Given task:
Transcribe the records that follow, preserving every word.

——————————

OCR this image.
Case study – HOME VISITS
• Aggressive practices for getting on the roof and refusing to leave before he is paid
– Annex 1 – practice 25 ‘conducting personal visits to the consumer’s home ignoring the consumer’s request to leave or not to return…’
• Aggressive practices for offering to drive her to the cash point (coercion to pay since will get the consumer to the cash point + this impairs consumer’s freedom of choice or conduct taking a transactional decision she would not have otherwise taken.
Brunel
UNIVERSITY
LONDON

——————————

Solved exercise:
OCR this image.
Case study – HOME VISITS
• Aggressive practices for getting on the roof and refusing to leave before he is paid
– Annex 1 – practice 25 ‘conducting personal visits to the consumer’s home ignoring the consumer’s request to leave or not to return…’
• Aggressive practices for offering to drive her to the cash point (coercion to pay since will get the consumer to the cash point + this impairs consumer’s freedom of choice or conduct taking a transactional decision she would not have otherwise taken.
Brunel
UNIVERSITY
LONDON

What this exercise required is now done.